Across the data below, how many lines hold "depth"? Answer with that number and nothing else.

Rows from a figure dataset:
* START *

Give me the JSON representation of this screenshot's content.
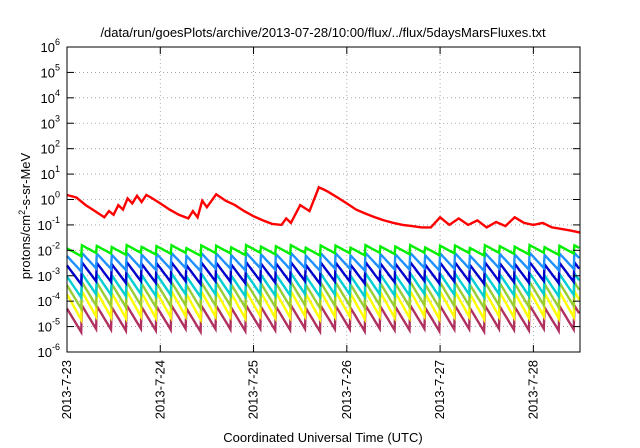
{
  "chart_data": {
    "type": "line",
    "title": "/data/run/goesPlots/archive/2013-07-28/10:00/flux/../flux/5daysMarsFluxes.txt",
    "xlabel": "Coordinated Universal Time (UTC)",
    "ylabel": {
      "pre": "protons/cm",
      "sup": "2",
      "post": "-s-sr-MeV"
    },
    "yscale": "log",
    "ylim": [
      1e-06,
      1000000.0
    ],
    "xlim": [
      0,
      5.5
    ],
    "x_unit": "days since first tick",
    "x_ticks": [
      {
        "x": 0,
        "label": "2013-7-23"
      },
      {
        "x": 1,
        "label": "2013-7-24"
      },
      {
        "x": 2,
        "label": "2013-7-25"
      },
      {
        "x": 3,
        "label": "2013-7-26"
      },
      {
        "x": 4,
        "label": "2013-7-27"
      },
      {
        "x": 5,
        "label": "2013-7-28"
      }
    ],
    "y_ticks": [
      {
        "exp": -6,
        "label": "10",
        "sup": "-6"
      },
      {
        "exp": -5,
        "label": "10",
        "sup": "-5"
      },
      {
        "exp": -4,
        "label": "10",
        "sup": "-4"
      },
      {
        "exp": -3,
        "label": "10",
        "sup": "-3"
      },
      {
        "exp": -2,
        "label": "10",
        "sup": "-2"
      },
      {
        "exp": -1,
        "label": "10",
        "sup": "-1"
      },
      {
        "exp": 0,
        "label": "10",
        "sup": "0"
      },
      {
        "exp": 1,
        "label": "10",
        "sup": "1"
      },
      {
        "exp": 2,
        "label": "10",
        "sup": "2"
      },
      {
        "exp": 3,
        "label": "10",
        "sup": "3"
      },
      {
        "exp": 4,
        "label": "10",
        "sup": "4"
      },
      {
        "exp": 5,
        "label": "10",
        "sup": "5"
      },
      {
        "exp": 6,
        "label": "10",
        "sup": "6"
      }
    ],
    "grid": true,
    "series": [
      {
        "color": "#ff0000",
        "x": [
          0,
          0.1,
          0.2,
          0.3,
          0.4,
          0.45,
          0.5,
          0.55,
          0.6,
          0.65,
          0.7,
          0.75,
          0.8,
          0.85,
          0.9,
          1.0,
          1.1,
          1.2,
          1.3,
          1.35,
          1.4,
          1.45,
          1.5,
          1.6,
          1.7,
          1.8,
          1.9,
          2.0,
          2.1,
          2.2,
          2.3,
          2.35,
          2.4,
          2.5,
          2.6,
          2.7,
          2.75,
          2.8,
          2.9,
          3.0,
          3.1,
          3.2,
          3.3,
          3.4,
          3.5,
          3.6,
          3.7,
          3.8,
          3.9,
          4.0,
          4.1,
          4.2,
          4.3,
          4.4,
          4.5,
          4.6,
          4.7,
          4.8,
          4.9,
          5.0,
          5.1,
          5.2,
          5.3,
          5.4,
          5.5
        ],
        "values": [
          1.5,
          1.2,
          0.6,
          0.35,
          0.2,
          0.35,
          0.25,
          0.6,
          0.4,
          1.1,
          0.7,
          1.4,
          0.8,
          1.5,
          1.2,
          0.7,
          0.4,
          0.25,
          0.18,
          0.35,
          0.2,
          0.9,
          0.5,
          1.6,
          0.9,
          0.6,
          0.35,
          0.22,
          0.15,
          0.11,
          0.1,
          0.18,
          0.12,
          0.6,
          0.35,
          3.0,
          2.5,
          2.0,
          1.2,
          0.7,
          0.4,
          0.28,
          0.2,
          0.15,
          0.12,
          0.1,
          0.09,
          0.08,
          0.08,
          0.2,
          0.1,
          0.18,
          0.1,
          0.15,
          0.08,
          0.13,
          0.09,
          0.2,
          0.12,
          0.1,
          0.12,
          0.08,
          0.07,
          0.06,
          0.05
        ]
      },
      {
        "color": "#00ee00",
        "base": 0.014,
        "depth": 0.5
      },
      {
        "color": "#1e90ff",
        "base": 0.007,
        "depth": 0.25
      },
      {
        "color": "#0000cd",
        "base": 0.003,
        "depth": 0.18
      },
      {
        "color": "#00ced1",
        "base": 0.0011,
        "depth": 0.15
      },
      {
        "color": "#9acd32",
        "base": 0.0005,
        "depth": 0.12
      },
      {
        "color": "#ffff00",
        "base": 0.00022,
        "depth": 0.1
      },
      {
        "color": "#b03060",
        "base": 6e-05,
        "depth": 0.12
      }
    ],
    "pulse_period": 0.16,
    "line_width": 2.4
  }
}
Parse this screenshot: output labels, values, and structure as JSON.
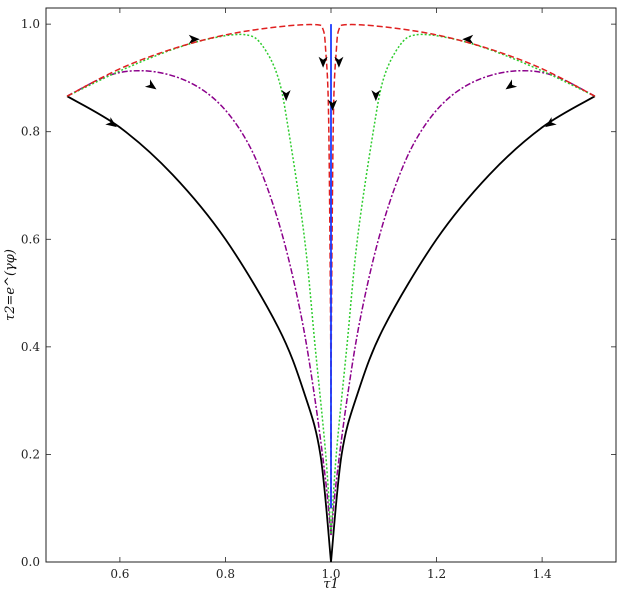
{
  "chart_data": {
    "type": "line",
    "title": "",
    "xlabel": "τ1",
    "ylabel": "τ2=e^(γφ)",
    "xlim": [
      0.46,
      1.54
    ],
    "ylim": [
      0.0,
      1.03
    ],
    "xticks": [
      0.6,
      0.8,
      1.0,
      1.2,
      1.4
    ],
    "yticks": [
      0.0,
      0.2,
      0.4,
      0.6,
      0.8,
      1.0
    ],
    "grid": false,
    "legend": "none",
    "series": [
      {
        "color": "#000000",
        "dash": "solid",
        "points": [
          [
            0.5,
            0.866
          ],
          [
            0.6,
            0.808
          ],
          [
            0.7,
            0.72
          ],
          [
            0.8,
            0.6
          ],
          [
            0.9,
            0.436
          ],
          [
            0.95,
            0.312
          ],
          [
            0.98,
            0.199
          ],
          [
            1.0,
            0.0
          ]
        ]
      },
      {
        "color": "#000000",
        "dash": "solid",
        "points": [
          [
            1.5,
            0.866
          ],
          [
            1.4,
            0.808
          ],
          [
            1.3,
            0.72
          ],
          [
            1.2,
            0.6
          ],
          [
            1.1,
            0.436
          ],
          [
            1.05,
            0.312
          ],
          [
            1.02,
            0.199
          ],
          [
            1.0,
            0.0
          ]
        ]
      },
      {
        "color": "#8b008b",
        "dash": "dashdot",
        "points": [
          [
            0.5,
            0.866
          ],
          [
            0.58,
            0.905
          ],
          [
            0.65,
            0.913
          ],
          [
            0.72,
            0.897
          ],
          [
            0.78,
            0.86
          ],
          [
            0.83,
            0.8
          ],
          [
            0.87,
            0.72
          ],
          [
            0.91,
            0.6
          ],
          [
            0.945,
            0.45
          ],
          [
            0.97,
            0.3
          ],
          [
            0.99,
            0.15
          ],
          [
            1.0,
            0.05
          ]
        ]
      },
      {
        "color": "#8b008b",
        "dash": "dashdot",
        "points": [
          [
            1.5,
            0.866
          ],
          [
            1.42,
            0.905
          ],
          [
            1.35,
            0.913
          ],
          [
            1.28,
            0.897
          ],
          [
            1.22,
            0.86
          ],
          [
            1.17,
            0.8
          ],
          [
            1.13,
            0.72
          ],
          [
            1.09,
            0.6
          ],
          [
            1.055,
            0.45
          ],
          [
            1.03,
            0.3
          ],
          [
            1.01,
            0.15
          ],
          [
            1.0,
            0.05
          ]
        ]
      },
      {
        "color": "#2ecc2e",
        "dash": "dotted",
        "points": [
          [
            0.5,
            0.866
          ],
          [
            0.6,
            0.913
          ],
          [
            0.7,
            0.953
          ],
          [
            0.78,
            0.975
          ],
          [
            0.84,
            0.98
          ],
          [
            0.87,
            0.96
          ],
          [
            0.9,
            0.9
          ],
          [
            0.92,
            0.8
          ],
          [
            0.95,
            0.6
          ],
          [
            0.97,
            0.4
          ],
          [
            0.99,
            0.2
          ],
          [
            1.0,
            0.05
          ]
        ]
      },
      {
        "color": "#2ecc2e",
        "dash": "dotted",
        "points": [
          [
            1.5,
            0.866
          ],
          [
            1.4,
            0.913
          ],
          [
            1.3,
            0.953
          ],
          [
            1.22,
            0.975
          ],
          [
            1.16,
            0.98
          ],
          [
            1.13,
            0.96
          ],
          [
            1.1,
            0.9
          ],
          [
            1.08,
            0.8
          ],
          [
            1.05,
            0.6
          ],
          [
            1.03,
            0.4
          ],
          [
            1.01,
            0.2
          ],
          [
            1.0,
            0.05
          ]
        ]
      },
      {
        "color": "#e02020",
        "dash": "dashed",
        "points": [
          [
            0.5,
            0.866
          ],
          [
            0.6,
            0.917
          ],
          [
            0.7,
            0.954
          ],
          [
            0.8,
            0.98
          ],
          [
            0.9,
            0.995
          ],
          [
            0.97,
            0.999
          ],
          [
            0.985,
            0.99
          ],
          [
            0.99,
            0.95
          ],
          [
            0.995,
            0.85
          ],
          [
            0.998,
            0.6
          ],
          [
            1.0,
            0.3
          ],
          [
            1.0,
            0.1
          ]
        ]
      },
      {
        "color": "#e02020",
        "dash": "dashed",
        "points": [
          [
            1.5,
            0.866
          ],
          [
            1.4,
            0.917
          ],
          [
            1.3,
            0.954
          ],
          [
            1.2,
            0.98
          ],
          [
            1.1,
            0.995
          ],
          [
            1.03,
            0.999
          ],
          [
            1.015,
            0.99
          ],
          [
            1.01,
            0.95
          ],
          [
            1.005,
            0.85
          ],
          [
            1.002,
            0.6
          ],
          [
            1.0,
            0.3
          ],
          [
            1.0,
            0.1
          ]
        ]
      },
      {
        "color": "#1a3cff",
        "dash": "solid",
        "points": [
          [
            1.0,
            1.0
          ],
          [
            1.0,
            0.1
          ]
        ]
      }
    ],
    "arrows": [
      {
        "x": 0.585,
        "y": 0.815,
        "dir": "down-right"
      },
      {
        "x": 0.74,
        "y": 0.972,
        "dir": "right"
      },
      {
        "x": 0.66,
        "y": 0.885,
        "dir": "down-right"
      },
      {
        "x": 0.915,
        "y": 0.868,
        "dir": "down"
      },
      {
        "x": 0.985,
        "y": 0.93,
        "dir": "down"
      },
      {
        "x": 1.415,
        "y": 0.815,
        "dir": "down-left"
      },
      {
        "x": 1.26,
        "y": 0.972,
        "dir": "left"
      },
      {
        "x": 1.34,
        "y": 0.885,
        "dir": "down-left"
      },
      {
        "x": 1.085,
        "y": 0.868,
        "dir": "down"
      },
      {
        "x": 1.015,
        "y": 0.93,
        "dir": "down"
      },
      {
        "x": 1.003,
        "y": 0.85,
        "dir": "down"
      }
    ]
  }
}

* END *

**EXERCISE RESULT**
7